Quote all entries exactly, leaving pictures aside.

INPUT FOR THIS TASK start

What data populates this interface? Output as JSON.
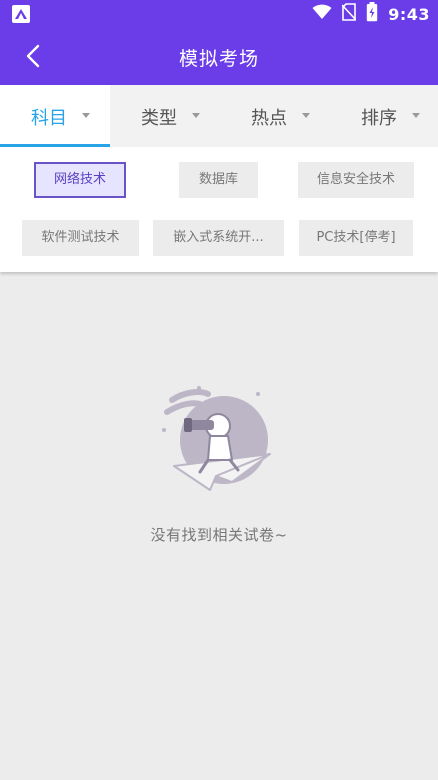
{
  "status_bar": {
    "time": "9:43"
  },
  "header": {
    "title": "模拟考场"
  },
  "tabs": [
    {
      "label": "科目",
      "active": true
    },
    {
      "label": "类型",
      "active": false
    },
    {
      "label": "热点",
      "active": false
    },
    {
      "label": "排序",
      "active": false
    }
  ],
  "options": [
    {
      "label": "网络技术",
      "selected": true
    },
    {
      "label": "数据库",
      "selected": false
    },
    {
      "label": "信息安全技术",
      "selected": false
    },
    {
      "label": "软件测试技术",
      "selected": false
    },
    {
      "label": "嵌入式系统开...",
      "selected": false
    },
    {
      "label": "PC技术[停考]",
      "selected": false
    }
  ],
  "empty_state": {
    "message": "没有找到相关试卷~"
  },
  "colors": {
    "brand_purple": "#6a3de8",
    "tab_active": "#29a3e8",
    "chip_selected_border": "#6a52c8"
  }
}
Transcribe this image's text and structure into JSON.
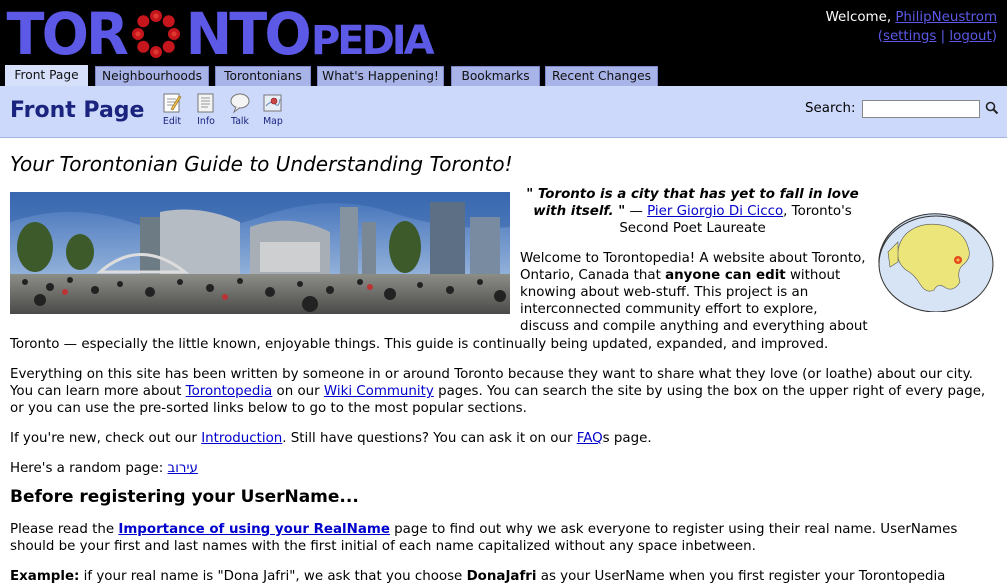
{
  "site": {
    "logo_part1": "TOR",
    "logo_part2": "NTO",
    "logo_part3": "PEDIA"
  },
  "user": {
    "welcome": "Welcome,",
    "name": "PhilipNeustrom",
    "settings": "settings",
    "separator": "|",
    "logout": "logout"
  },
  "tabs": [
    {
      "label": "Front Page",
      "active": true
    },
    {
      "label": "Neighbourhoods"
    },
    {
      "label": "Torontonians"
    },
    {
      "label": "What's Happening!"
    },
    {
      "label": "Bookmarks"
    },
    {
      "label": "Recent Changes"
    }
  ],
  "toolbar": {
    "title": "Front Page",
    "edit": "Edit",
    "info": "Info",
    "talk": "Talk",
    "map": "Map",
    "search_label": "Search:",
    "search_value": ""
  },
  "article": {
    "headline": "Your Torontonian Guide to Understanding Toronto!",
    "quote_text": "\" Toronto is a city that has yet to fall in love with itself. \"",
    "quote_dash": "—",
    "quote_author": "Pier Giorgio Di Cicco",
    "quote_role": ", Toronto's Second Poet Laureate",
    "intro_a": "Welcome to Torontopedia! A website about Toronto, Ontario, Canada that ",
    "intro_bold": "anyone can edit",
    "intro_b": " without knowing about web-stuff. This project is an interconnected community effort to explore, discuss and compile anything and everything about",
    "intro_c": "Toronto — especially the little known, enjoyable things. This guide is continually being updated, expanded, and improved.",
    "p2_a": "Everything on this site has been written by someone in or around Toronto because they want to share what they love (or loathe) about our city. You can learn more about ",
    "p2_link1": "Torontopedia",
    "p2_b": " on our ",
    "p2_link2": "Wiki Community",
    "p2_c": " pages. You can search the site by using the box on the upper right of every page, or you can use the pre-sorted links below to go to the most popular sections.",
    "p3_a": "If you're new, check out our ",
    "p3_link1": "Introduction",
    "p3_b": ". Still have questions? You can ask it on our ",
    "p3_link2": "FAQ",
    "p3_c": "s page.",
    "p4_a": "Here's a random page: ",
    "p4_link": "עירוב",
    "h2": "Before registering your UserName...",
    "p5_a": "Please read the ",
    "p5_link": "Importance of using your RealName",
    "p5_b": " page to find out why we ask everyone to register using their real name. UserNames should be your first and last names with the first initial of each name capitalized without any space inbetween.",
    "p6_label": "Example:",
    "p6_a": " if your real name is \"Dona Jafri\", we ask that you choose ",
    "p6_bold": "DonaJafri",
    "p6_b": " as your UserName when you first register your Torontopedia"
  },
  "colors": {
    "header_bg": "#000000",
    "logo": "#5b59e6",
    "tab": "#a8b3e8",
    "subheader": "#ccd9fb",
    "title": "#1a237e"
  }
}
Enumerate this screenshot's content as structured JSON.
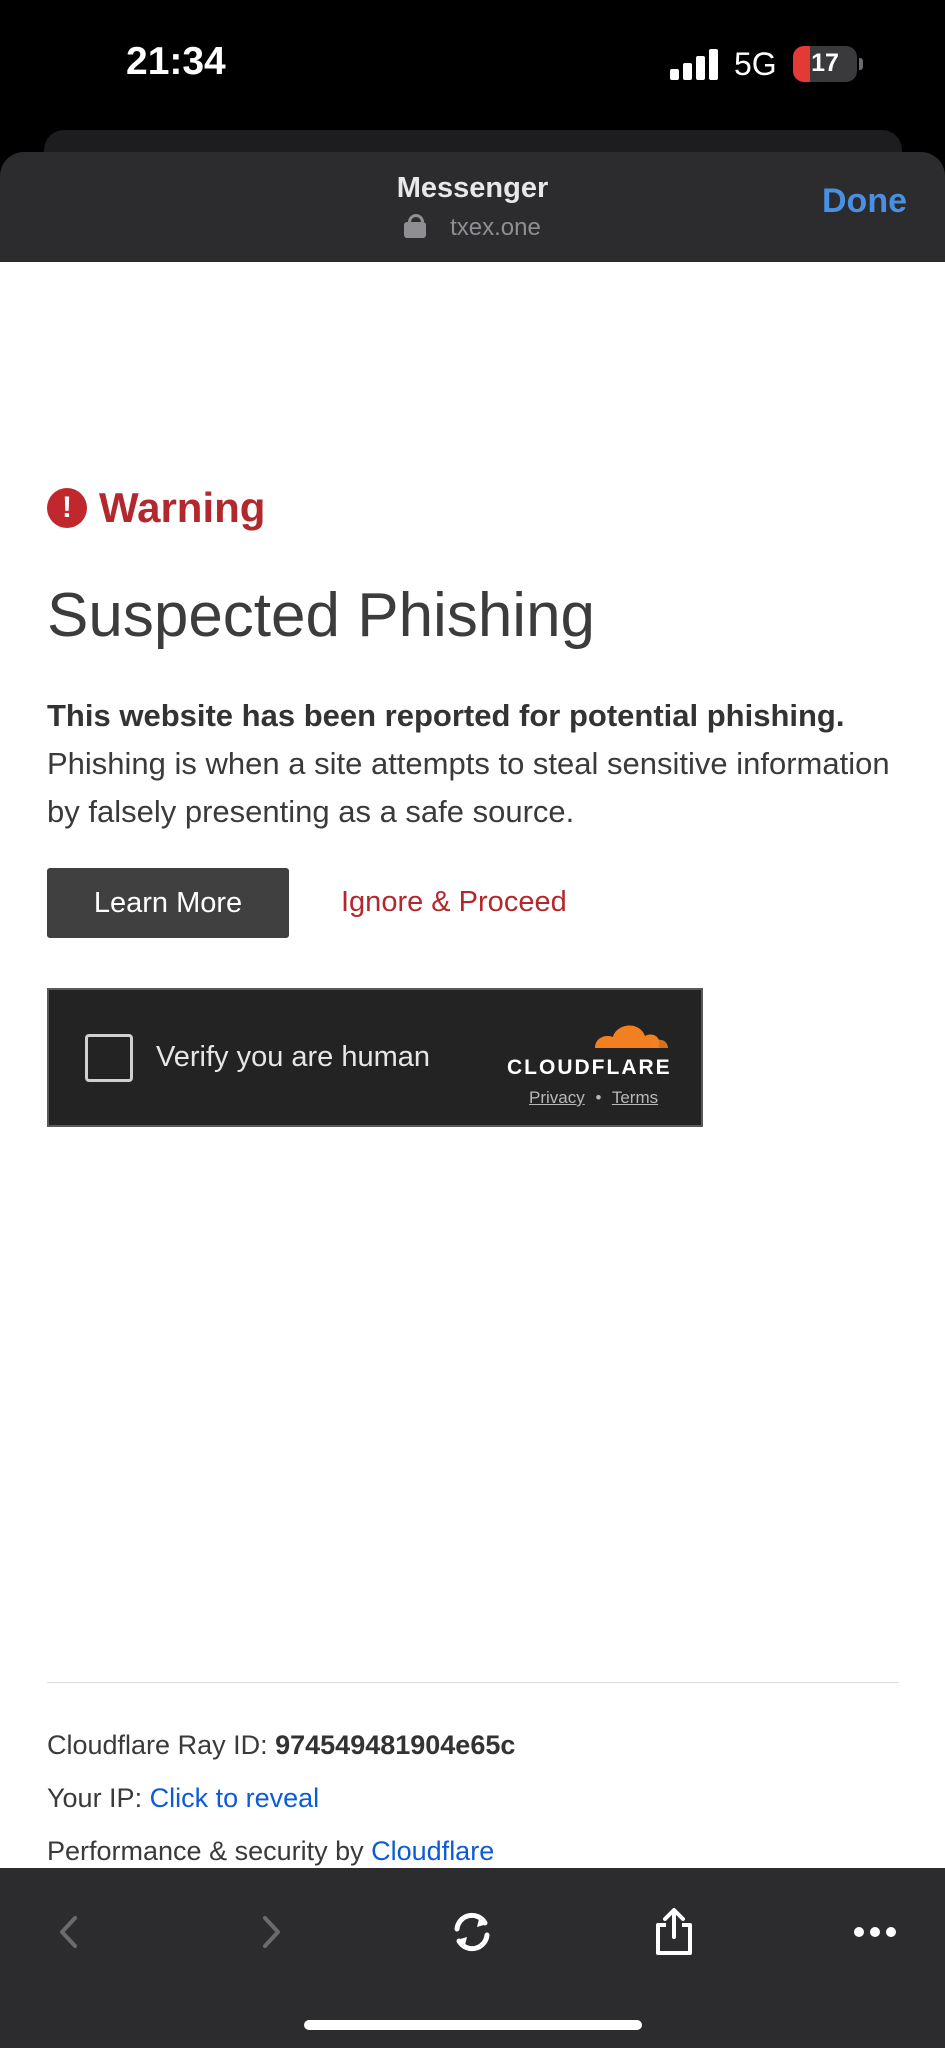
{
  "status_bar": {
    "time": "21:34",
    "network": "5G",
    "battery": "17",
    "battery_level": 0.17
  },
  "header": {
    "title": "Messenger",
    "url": "txex.one",
    "done_label": "Done"
  },
  "warning": {
    "label": "Warning",
    "heading": "Suspected Phishing",
    "bold_text": "This website has been reported for potential phishing.",
    "body_text": "Phishing is when a site attempts to steal sensitive information by falsely presenting as a safe source.",
    "learn_more": "Learn More",
    "ignore": "Ignore & Proceed"
  },
  "turnstile": {
    "label": "Verify you are human",
    "brand": "CLOUDFLARE",
    "privacy": "Privacy",
    "separator": "•",
    "terms": "Terms",
    "brand_color": "#f38020"
  },
  "footer": {
    "ray_label": "Cloudflare Ray ID:",
    "ray_id": "974549481904e65c",
    "ip_label": "Your IP:",
    "ip_link": "Click to reveal",
    "perf_label": "Performance & security by",
    "perf_link": "Cloudflare"
  },
  "toolbar": {
    "icons": [
      "chevron-left-icon",
      "chevron-right-icon",
      "reload-icon",
      "share-icon",
      "more-icon"
    ]
  }
}
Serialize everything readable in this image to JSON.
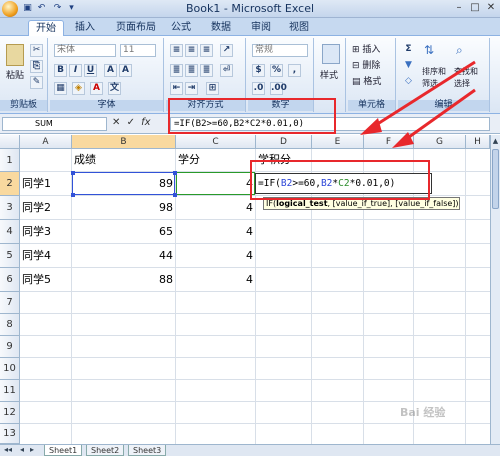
{
  "window": {
    "title": "Book1 - Microsoft Excel"
  },
  "tabs": [
    "开始",
    "插入",
    "页面布局",
    "公式",
    "数据",
    "审阅",
    "视图"
  ],
  "ribbon": {
    "paste_label": "粘贴",
    "font_name": "宋体",
    "font_size": "11",
    "number_format": "常规",
    "style_label": "样式",
    "insert_label": "插入",
    "delete_label": "删除",
    "format_label": "格式",
    "sort_label": "排序和筛选",
    "find_label": "查找和选择",
    "groups": {
      "clipboard": "剪贴板",
      "font": "字体",
      "alignment": "对齐方式",
      "number": "数字",
      "cells": "单元格",
      "editing": "编辑"
    }
  },
  "formula_bar": {
    "name_box": "SUM",
    "formula": "=IF(B2>=60,B2*C2*0.01,0)"
  },
  "columns": [
    "A",
    "B",
    "C",
    "D",
    "E",
    "F",
    "G",
    "H"
  ],
  "rows": [
    "1",
    "2",
    "3",
    "4",
    "5",
    "6",
    "7",
    "8",
    "9",
    "10",
    "11",
    "12",
    "13"
  ],
  "cells": {
    "B1": "成绩",
    "C1": "学分",
    "D1": "学积分",
    "A2": "同学1",
    "B2": "89",
    "C2": "4",
    "A3": "同学2",
    "B3": "98",
    "C3": "4",
    "A4": "同学3",
    "B4": "65",
    "C4": "4",
    "A5": "同学4",
    "B5": "44",
    "C5": "4",
    "A6": "同学5",
    "B6": "88",
    "C6": "4"
  },
  "edit_cell": {
    "prefix": "=IF(",
    "ref1": "B2",
    "mid": ">=60,",
    "ref2": "B2",
    "op": "*",
    "ref3": "C2",
    "suffix": "*0.01,0)"
  },
  "tooltip": {
    "func": "IF(",
    "arg1": "logical_test",
    "rest": ", [value_if_true], [value_if_false])"
  },
  "sheets": [
    "Sheet1",
    "Sheet2",
    "Sheet3"
  ],
  "watermark": "Bai 经验",
  "colors": {
    "annotation_red": "#e8282c",
    "ref_blue": "#2a44d8",
    "ref_green": "#2a8c2a"
  }
}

INPUT FOR THIS TASK end

* **RESPONSE**:
What data populates this interface? Output as JSON.
{
  "status_bar": {
    "time": "9:43"
  },
  "header": {
    "title": "模拟考场"
  },
  "tabs": [
    {
      "label": "科目",
      "active": true
    },
    {
      "label": "类型",
      "active": false
    },
    {
      "label": "热点",
      "active": false
    },
    {
      "label": "排序",
      "active": false
    }
  ],
  "options": [
    {
      "label": "网络技术",
      "selected": true
    },
    {
      "label": "数据库",
      "selected": false
    },
    {
      "label": "信息安全技术",
      "selected": false
    },
    {
      "label": "软件测试技术",
      "selected": false
    },
    {
      "label": "嵌入式系统开...",
      "selected": false
    },
    {
      "label": "PC技术[停考]",
      "selected": false
    }
  ],
  "empty_state": {
    "message": "没有找到相关试卷~"
  },
  "colors": {
    "brand_purple": "#6a3de8",
    "tab_active": "#29a3e8",
    "chip_selected_border": "#6a52c8"
  }
}
Transcribe this image's text and structure into JSON.
{
  "site": {
    "logo_part1": "TOR",
    "logo_part2": "NTO",
    "logo_part3": "PEDIA"
  },
  "user": {
    "welcome": "Welcome,",
    "name": "PhilipNeustrom",
    "settings": "settings",
    "separator": "|",
    "logout": "logout"
  },
  "tabs": [
    {
      "label": "Front Page",
      "active": true
    },
    {
      "label": "Neighbourhoods"
    },
    {
      "label": "Torontonians"
    },
    {
      "label": "What's Happening!"
    },
    {
      "label": "Bookmarks"
    },
    {
      "label": "Recent Changes"
    }
  ],
  "toolbar": {
    "title": "Front Page",
    "edit": "Edit",
    "info": "Info",
    "talk": "Talk",
    "map": "Map",
    "search_label": "Search:",
    "search_value": ""
  },
  "article": {
    "headline": "Your Torontonian Guide to Understanding Toronto!",
    "quote_text": "\" Toronto is a city that has yet to fall in love with itself. \"",
    "quote_dash": "—",
    "quote_author": "Pier Giorgio Di Cicco",
    "quote_role": ", Toronto's Second Poet Laureate",
    "intro_a": "Welcome to Torontopedia! A website about Toronto, Ontario, Canada that ",
    "intro_bold": "anyone can edit",
    "intro_b": " without knowing about web-stuff. This project is an interconnected community effort to explore, discuss and compile anything and everything about",
    "intro_c": "Toronto — especially the little known, enjoyable things. This guide is continually being updated, expanded, and improved.",
    "p2_a": "Everything on this site has been written by someone in or around Toronto because they want to share what they love (or loathe) about our city. You can learn more about ",
    "p2_link1": "Torontopedia",
    "p2_b": " on our ",
    "p2_link2": "Wiki Community",
    "p2_c": " pages. You can search the site by using the box on the upper right of every page, or you can use the pre-sorted links below to go to the most popular sections.",
    "p3_a": "If you're new, check out our ",
    "p3_link1": "Introduction",
    "p3_b": ". Still have questions? You can ask it on our ",
    "p3_link2": "FAQ",
    "p3_c": "s page.",
    "p4_a": "Here's a random page: ",
    "p4_link": "עירוב",
    "h2": "Before registering your UserName...",
    "p5_a": "Please read the ",
    "p5_link": "Importance of using your RealName",
    "p5_b": " page to find out why we ask everyone to register using their real name. UserNames should be your first and last names with the first initial of each name capitalized without any space inbetween.",
    "p6_label": "Example:",
    "p6_a": " if your real name is \"Dona Jafri\", we ask that you choose ",
    "p6_bold": "DonaJafri",
    "p6_b": " as your UserName when you first register your Torontopedia"
  },
  "colors": {
    "header_bg": "#000000",
    "logo": "#5b59e6",
    "tab": "#a8b3e8",
    "subheader": "#ccd9fb",
    "title": "#1a237e"
  }
}
Enumerate this screenshot's content as structured JSON.
{
  "status_bar": {
    "time": "21:34",
    "network": "5G",
    "battery": "17",
    "battery_level": 0.17
  },
  "header": {
    "title": "Messenger",
    "url": "txex.one",
    "done_label": "Done"
  },
  "warning": {
    "label": "Warning",
    "heading": "Suspected Phishing",
    "bold_text": "This website has been reported for potential phishing.",
    "body_text": "Phishing is when a site attempts to steal sensitive information by falsely presenting as a safe source.",
    "learn_more": "Learn More",
    "ignore": "Ignore & Proceed"
  },
  "turnstile": {
    "label": "Verify you are human",
    "brand": "CLOUDFLARE",
    "privacy": "Privacy",
    "separator": "•",
    "terms": "Terms",
    "brand_color": "#f38020"
  },
  "footer": {
    "ray_label": "Cloudflare Ray ID:",
    "ray_id": "974549481904e65c",
    "ip_label": "Your IP:",
    "ip_link": "Click to reveal",
    "perf_label": "Performance & security by",
    "perf_link": "Cloudflare"
  },
  "toolbar": {
    "icons": [
      "chevron-left-icon",
      "chevron-right-icon",
      "reload-icon",
      "share-icon",
      "more-icon"
    ]
  }
}
Serialize everything readable in this image to JSON.
{
  "window": {
    "title": "Book1 - Microsoft Excel"
  },
  "tabs": [
    "开始",
    "插入",
    "页面布局",
    "公式",
    "数据",
    "审阅",
    "视图"
  ],
  "ribbon": {
    "paste_label": "粘贴",
    "font_name": "宋体",
    "font_size": "11",
    "number_format": "常规",
    "style_label": "样式",
    "insert_label": "插入",
    "delete_label": "删除",
    "format_label": "格式",
    "sort_label": "排序和筛选",
    "find_label": "查找和选择",
    "groups": {
      "clipboard": "剪贴板",
      "font": "字体",
      "alignment": "对齐方式",
      "number": "数字",
      "cells": "单元格",
      "editing": "编辑"
    }
  },
  "formula_bar": {
    "name_box": "SUM",
    "formula": "=IF(B2>=60,B2*C2*0.01,0)"
  },
  "columns": [
    "A",
    "B",
    "C",
    "D",
    "E",
    "F",
    "G",
    "H"
  ],
  "rows": [
    "1",
    "2",
    "3",
    "4",
    "5",
    "6",
    "7",
    "8",
    "9",
    "10",
    "11",
    "12",
    "13"
  ],
  "cells": {
    "B1": "成绩",
    "C1": "学分",
    "D1": "学积分",
    "A2": "同学1",
    "B2": "89",
    "C2": "4",
    "A3": "同学2",
    "B3": "98",
    "C3": "4",
    "A4": "同学3",
    "B4": "65",
    "C4": "4",
    "A5": "同学4",
    "B5": "44",
    "C5": "4",
    "A6": "同学5",
    "B6": "88",
    "C6": "4"
  },
  "edit_cell": {
    "prefix": "=IF(",
    "ref1": "B2",
    "mid": ">=60,",
    "ref2": "B2",
    "op": "*",
    "ref3": "C2",
    "suffix": "*0.01,0)"
  },
  "tooltip": {
    "func": "IF(",
    "arg1": "logical_test",
    "rest": ", [value_if_true], [value_if_false])"
  },
  "sheets": [
    "Sheet1",
    "Sheet2",
    "Sheet3"
  ],
  "watermark": "Bai 经验",
  "colors": {
    "annotation_red": "#e8282c",
    "ref_blue": "#2a44d8",
    "ref_green": "#2a8c2a"
  }
}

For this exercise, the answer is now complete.